設問 A –
巨人国についての本文から、「ガリヴァーのキャラ設定は、寅」で始まり「でかくてぇー」くらいの感覚で読みました。」に至るまでの部分を、一字一句違えずに書き写せ。
設問 B –
次の各記述が巨人国についての本文の内容と一致するかを「はい」または「いいえ」で答え、判断の根拠となる本文の語句をそのまま引用せよ。
(i) 引用は平井正穂訳の岩波文庫版によっている。
(ii) ガリヴァーは帰国して二年後に再び故国を出た。
(iii) ブロブディンナグ国での大きさはメートル法の単位で示されている。
設問 C –
巨人国についての本文に基づき、次の問いに一行ずつ答えよ。
(i) ガリヴァーが上陸に用いたのは何か。
(ii) 上陸は何のためだったか。
(iii) 注釈によれば、著者による比率の換算はどのようなものか。

本文 –
小人国(リリパット国)に続いて、巨人国(ブロブディンナグ国)です。子供向けの絵本によっては小人国のみという構成のものもありますが、ガリヴァーは小人国から無事イギリスに帰国したあと、
性分と運命に災いされて、絶えず動き回っていなければ気がすまない私は、帰国して十ヵ月でまたもや故国を飛び出し、1702年六月二十日にダウンズから出帆した。
(引用は、平井正穂訳の岩波文庫版より)
ガリヴァーのキャラ設定は、寅さんまたは裸の大将といった感じで、大変な目にあって帰ってきても、すぐにまた航海に出てしまうんですよね。
航海の途中、水を補給しようと「大きな島だか大陸だか」にロング・ボートで上陸したところ、現れた巨人にびっくりして逃げていく仲間たちに置いてきぼりにされるというスタートです。ブロブディンナグの国民はちゃんとした文明を持っており、進撃の巨人みたいに食べられたりはしないので、ご安心を。
リリパット国のときにいろいろなものの小ささで驚く話がたくさんあったのと同じような感じで、ブロブディンナグ国では大きさに驚くというエピソードが散りばめられてきます。ただ、単位がインチとかフィートのヤード・ポンド法なので、いまいちピンときません。注釈によると、著者による比率の換算はけっこういいかげんらしいので、あまり気にして読む必要はなさそうです。「それがぁ、すっごい、でかくてぇー」くらいの感覚で読みました。

提供レコード –
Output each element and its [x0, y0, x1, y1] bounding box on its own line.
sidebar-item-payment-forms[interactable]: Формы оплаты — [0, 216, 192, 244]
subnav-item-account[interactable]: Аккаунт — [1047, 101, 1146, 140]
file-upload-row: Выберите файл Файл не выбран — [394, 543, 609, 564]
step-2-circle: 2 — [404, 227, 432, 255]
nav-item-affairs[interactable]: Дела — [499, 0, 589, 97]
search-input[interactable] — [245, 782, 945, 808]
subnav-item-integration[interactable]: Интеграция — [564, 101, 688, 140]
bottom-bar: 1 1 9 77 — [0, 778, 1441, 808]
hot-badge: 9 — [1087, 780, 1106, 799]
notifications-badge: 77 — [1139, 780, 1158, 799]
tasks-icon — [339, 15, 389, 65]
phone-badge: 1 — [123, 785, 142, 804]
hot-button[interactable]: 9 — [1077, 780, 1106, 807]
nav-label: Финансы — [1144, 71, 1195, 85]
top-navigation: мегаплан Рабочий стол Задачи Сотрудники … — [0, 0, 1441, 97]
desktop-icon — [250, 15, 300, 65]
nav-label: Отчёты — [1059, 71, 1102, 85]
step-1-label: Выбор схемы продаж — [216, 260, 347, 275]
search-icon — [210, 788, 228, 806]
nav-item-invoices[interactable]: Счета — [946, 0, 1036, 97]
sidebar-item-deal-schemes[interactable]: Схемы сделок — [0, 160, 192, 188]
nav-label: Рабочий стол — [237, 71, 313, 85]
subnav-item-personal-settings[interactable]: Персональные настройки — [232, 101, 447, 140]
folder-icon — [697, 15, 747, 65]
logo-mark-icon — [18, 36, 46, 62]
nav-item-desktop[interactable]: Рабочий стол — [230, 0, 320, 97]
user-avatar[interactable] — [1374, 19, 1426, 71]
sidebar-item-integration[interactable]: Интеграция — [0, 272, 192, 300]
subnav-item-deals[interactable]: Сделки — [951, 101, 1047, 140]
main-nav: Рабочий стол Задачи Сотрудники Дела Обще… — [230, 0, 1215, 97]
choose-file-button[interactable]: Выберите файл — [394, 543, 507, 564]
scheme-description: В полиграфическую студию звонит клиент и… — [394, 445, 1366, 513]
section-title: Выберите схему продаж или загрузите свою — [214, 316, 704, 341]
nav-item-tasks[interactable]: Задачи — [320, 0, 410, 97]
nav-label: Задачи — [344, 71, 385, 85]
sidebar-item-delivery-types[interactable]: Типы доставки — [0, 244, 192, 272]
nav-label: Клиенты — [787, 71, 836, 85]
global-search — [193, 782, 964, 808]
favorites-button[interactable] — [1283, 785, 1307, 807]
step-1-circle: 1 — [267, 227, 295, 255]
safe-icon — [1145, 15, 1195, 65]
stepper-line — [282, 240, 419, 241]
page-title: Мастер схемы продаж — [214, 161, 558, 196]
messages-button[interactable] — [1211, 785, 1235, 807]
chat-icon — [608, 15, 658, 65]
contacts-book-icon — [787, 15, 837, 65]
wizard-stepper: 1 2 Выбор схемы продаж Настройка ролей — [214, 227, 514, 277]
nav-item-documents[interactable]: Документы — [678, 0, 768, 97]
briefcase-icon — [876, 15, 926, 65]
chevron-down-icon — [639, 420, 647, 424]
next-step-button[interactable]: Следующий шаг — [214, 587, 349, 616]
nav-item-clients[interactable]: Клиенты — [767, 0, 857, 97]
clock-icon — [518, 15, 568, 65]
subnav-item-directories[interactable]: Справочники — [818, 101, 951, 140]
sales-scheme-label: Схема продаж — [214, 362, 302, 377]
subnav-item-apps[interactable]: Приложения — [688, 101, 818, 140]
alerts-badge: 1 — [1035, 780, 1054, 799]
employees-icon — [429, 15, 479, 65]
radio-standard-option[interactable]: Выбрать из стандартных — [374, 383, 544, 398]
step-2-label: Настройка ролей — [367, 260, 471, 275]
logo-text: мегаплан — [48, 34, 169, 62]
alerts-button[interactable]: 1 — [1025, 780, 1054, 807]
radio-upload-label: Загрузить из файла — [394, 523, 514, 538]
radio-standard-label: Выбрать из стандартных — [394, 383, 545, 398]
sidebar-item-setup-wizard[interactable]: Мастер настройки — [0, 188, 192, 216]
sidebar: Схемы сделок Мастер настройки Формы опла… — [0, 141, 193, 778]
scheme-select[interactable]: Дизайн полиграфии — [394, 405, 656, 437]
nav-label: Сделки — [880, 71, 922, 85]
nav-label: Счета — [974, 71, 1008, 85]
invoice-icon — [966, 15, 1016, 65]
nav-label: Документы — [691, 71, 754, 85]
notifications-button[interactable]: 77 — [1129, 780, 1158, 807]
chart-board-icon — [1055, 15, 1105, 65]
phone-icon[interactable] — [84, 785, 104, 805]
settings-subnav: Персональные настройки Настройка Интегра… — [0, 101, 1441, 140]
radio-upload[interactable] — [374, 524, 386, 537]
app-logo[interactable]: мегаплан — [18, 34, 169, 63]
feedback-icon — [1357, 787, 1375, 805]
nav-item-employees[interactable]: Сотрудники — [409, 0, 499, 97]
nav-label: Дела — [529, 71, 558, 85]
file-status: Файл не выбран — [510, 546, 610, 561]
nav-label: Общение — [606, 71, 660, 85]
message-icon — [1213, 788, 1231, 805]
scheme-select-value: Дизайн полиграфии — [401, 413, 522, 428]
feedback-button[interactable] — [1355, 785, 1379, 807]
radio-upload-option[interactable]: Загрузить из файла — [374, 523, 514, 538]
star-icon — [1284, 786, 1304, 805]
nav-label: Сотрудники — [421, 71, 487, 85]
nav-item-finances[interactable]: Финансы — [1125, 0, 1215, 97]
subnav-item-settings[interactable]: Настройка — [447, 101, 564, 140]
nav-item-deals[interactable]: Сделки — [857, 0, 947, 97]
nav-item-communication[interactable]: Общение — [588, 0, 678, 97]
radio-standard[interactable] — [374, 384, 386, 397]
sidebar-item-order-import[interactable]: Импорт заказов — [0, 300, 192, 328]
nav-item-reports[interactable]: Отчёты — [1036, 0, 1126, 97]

解答欄 A –
ガリヴァーのキャラ設定は、寅さんまたは裸の大将といった感じで、大変な目にあって帰ってきても、すぐにまた航海に出てしまうんですよね。
航海の途中、水を補給しようと「大きな島だか大陸だか」にロング・ボートで上陸したところ、現れた巨人にびっくりして逃げていく仲間たちに置いてきぼりにされるというスタートです。ブロブディンナグの国民はちゃんとした文明を持っており、進撃の巨人みたいに食べられたりはしないので、ご安心を。
リリパット国のときにいろいろなものの小ささで驚く話がたくさんあったのと同じような感じで、ブロブディンナグ国では大きさに驚くというエピソードが散りばめられてきます。ただ、単位がインチとかフィートのヤード・ポンド法なので、いまいちピンときません。注釈によると、著者による比率の換算はけっこういいかげんらしいので、あまり気にして読む必要はなさそうです。「それがぁ、すっごい、でかくてぇー」くらいの感覚で読みました。

解答欄 B –
(i) はい。「引用は、平井正穂訳の岩波文庫版より」
(ii) いいえ。「帰国して十ヵ月でまたもや故国を飛び出し」
(iii) いいえ。「単位がインチとかフィートのヤード・ポンド法なので」

解答欄 C –
(i) ロング・ボート
(ii) 水を補給するため
(iii) けっこういいかげんなもの